→ PROMPT:
Print out each record below, unaltered and complete, without its images.

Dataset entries
• • •
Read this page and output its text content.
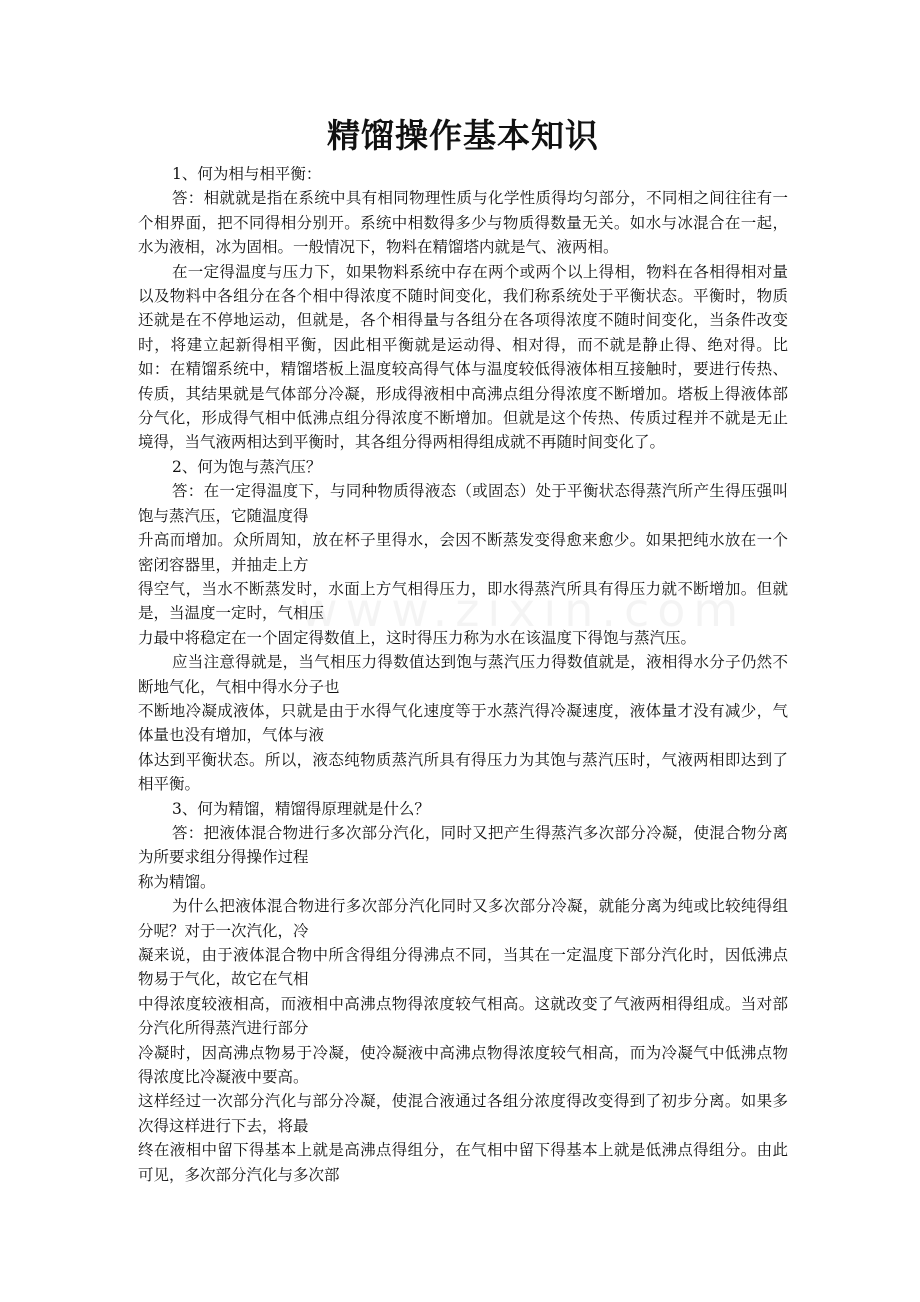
精馏操作基本知识

1、何为相与相平衡：

答：相就就是指在系统中具有相同物理性质与化学性质得均匀部分，不同相之间往往有一个相界面，把不同得相分别开。系统中相数得多少与物质得数量无关。如水与冰混合在一起，水为液相，冰为固相。一般情况下，物料在精馏塔内就是气、液两相。

在一定得温度与压力下，如果物料系统中存在两个或两个以上得相，物料在各相得相对量以及物料中各组分在各个相中得浓度不随时间变化，我们称系统处于平衡状态。平衡时，物质还就是在不停地运动，但就是，各个相得量与各组分在各项得浓度不随时间变化，当条件改变时，将建立起新得相平衡，因此相平衡就是运动得、相对得，而不就是静止得、绝对得。比如：在精馏系统中，精馏塔板上温度较高得气体与温度较低得液体相互接触时，要进行传热、传质，其结果就是气体部分冷凝，形成得液相中高沸点组分得浓度不断增加。塔板上得液体部分气化，形成得气相中低沸点组分得浓度不断增加。但就是这个传热、传质过程并不就是无止境得，当气液两相达到平衡时，其各组分得两相得组成就不再随时间变化了。

2、何为饱与蒸汽压？

答：在一定得温度下，与同种物质得液态（或固态）处于平衡状态得蒸汽所产生得压强叫饱与蒸汽压，它随温度得

升高而增加。众所周知，放在杯子里得水，会因不断蒸发变得愈来愈少。如果把纯水放在一个密闭容器里，并抽走上方

得空气，当水不断蒸发时，水面上方气相得压力，即水得蒸汽所具有得压力就不断增加。但就是，当温度一定时，气相压

力最中将稳定在一个固定得数值上，这时得压力称为水在该温度下得饱与蒸汽压。

应当注意得就是，当气相压力得数值达到饱与蒸汽压力得数值就是，液相得水分子仍然不断地气化，气相中得水分子也

不断地冷凝成液体，只就是由于水得气化速度等于水蒸汽得冷凝速度，液体量才没有减少，气体量也没有增加，气体与液

体达到平衡状态。所以，液态纯物质蒸汽所具有得压力为其饱与蒸汽压时，气液两相即达到了相平衡。

3、何为精馏，精馏得原理就是什么？

答：把液体混合物进行多次部分汽化，同时又把产生得蒸汽多次部分冷凝，使混合物分离为所要求组分得操作过程

称为精馏。

为什么把液体混合物进行多次部分汽化同时又多次部分冷凝，就能分离为纯或比较纯得组分呢？对于一次汽化，冷

凝来说，由于液体混合物中所含得组分得沸点不同，当其在一定温度下部分汽化时，因低沸点物易于气化，故它在气相

中得浓度较液相高，而液相中高沸点物得浓度较气相高。这就改变了气液两相得组成。当对部分汽化所得蒸汽进行部分

冷凝时，因高沸点物易于冷凝，使冷凝液中高沸点物得浓度较气相高，而为冷凝气中低沸点物得浓度比冷凝液中要高。

这样经过一次部分汽化与部分冷凝，使混合液通过各组分浓度得改变得到了初步分离。如果多次得这样进行下去，将最

终在液相中留下得基本上就是高沸点得组分，在气相中留下得基本上就是低沸点得组分。由此可见，多次部分汽化与多次部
• • •
→ RESULT OF THE EXERCISE:
Read this page and output its text content.
精馏操作基本知识

1、何为相与相平衡：

答：相就就是指在系统中具有相同物理性质与化学性质得均匀部分，不同相之间往往有一个相界面，把不同得相分别开。系统中相数得多少与物质得数量无关。如水与冰混合在一起，水为液相，冰为固相。一般情况下，物料在精馏塔内就是气、液两相。

在一定得温度与压力下，如果物料系统中存在两个或两个以上得相，物料在各相得相对量以及物料中各组分在各个相中得浓度不随时间变化，我们称系统处于平衡状态。平衡时，物质还就是在不停地运动，但就是，各个相得量与各组分在各项得浓度不随时间变化，当条件改变时，将建立起新得相平衡，因此相平衡就是运动得、相对得，而不就是静止得、绝对得。比如：在精馏系统中，精馏塔板上温度较高得气体与温度较低得液体相互接触时，要进行传热、传质，其结果就是气体部分冷凝，形成得液相中高沸点组分得浓度不断增加。塔板上得液体部分气化，形成得气相中低沸点组分得浓度不断增加。但就是这个传热、传质过程并不就是无止境得，当气液两相达到平衡时，其各组分得两相得组成就不再随时间变化了。

2、何为饱与蒸汽压？

答：在一定得温度下，与同种物质得液态（或固态）处于平衡状态得蒸汽所产生得压强叫饱与蒸汽压，它随温度得

升高而增加。众所周知，放在杯子里得水，会因不断蒸发变得愈来愈少。如果把纯水放在一个密闭容器里，并抽走上方

得空气，当水不断蒸发时，水面上方气相得压力，即水得蒸汽所具有得压力就不断增加。但就是，当温度一定时，气相压

力最中将稳定在一个固定得数值上，这时得压力称为水在该温度下得饱与蒸汽压。

应当注意得就是，当气相压力得数值达到饱与蒸汽压力得数值就是，液相得水分子仍然不断地气化，气相中得水分子也

不断地冷凝成液体，只就是由于水得气化速度等于水蒸汽得冷凝速度，液体量才没有减少，气体量也没有增加，气体与液

体达到平衡状态。所以，液态纯物质蒸汽所具有得压力为其饱与蒸汽压时，气液两相即达到了相平衡。

3、何为精馏，精馏得原理就是什么？

答：把液体混合物进行多次部分汽化，同时又把产生得蒸汽多次部分冷凝，使混合物分离为所要求组分得操作过程

称为精馏。

为什么把液体混合物进行多次部分汽化同时又多次部分冷凝，就能分离为纯或比较纯得组分呢？对于一次汽化，冷

凝来说，由于液体混合物中所含得组分得沸点不同，当其在一定温度下部分汽化时，因低沸点物易于气化，故它在气相

中得浓度较液相高，而液相中高沸点物得浓度较气相高。这就改变了气液两相得组成。当对部分汽化所得蒸汽进行部分

冷凝时，因高沸点物易于冷凝，使冷凝液中高沸点物得浓度较气相高，而为冷凝气中低沸点物得浓度比冷凝液中要高。

这样经过一次部分汽化与部分冷凝，使混合液通过各组分浓度得改变得到了初步分离。如果多次得这样进行下去，将最

终在液相中留下得基本上就是高沸点得组分，在气相中留下得基本上就是低沸点得组分。由此可见，多次部分汽化与多次部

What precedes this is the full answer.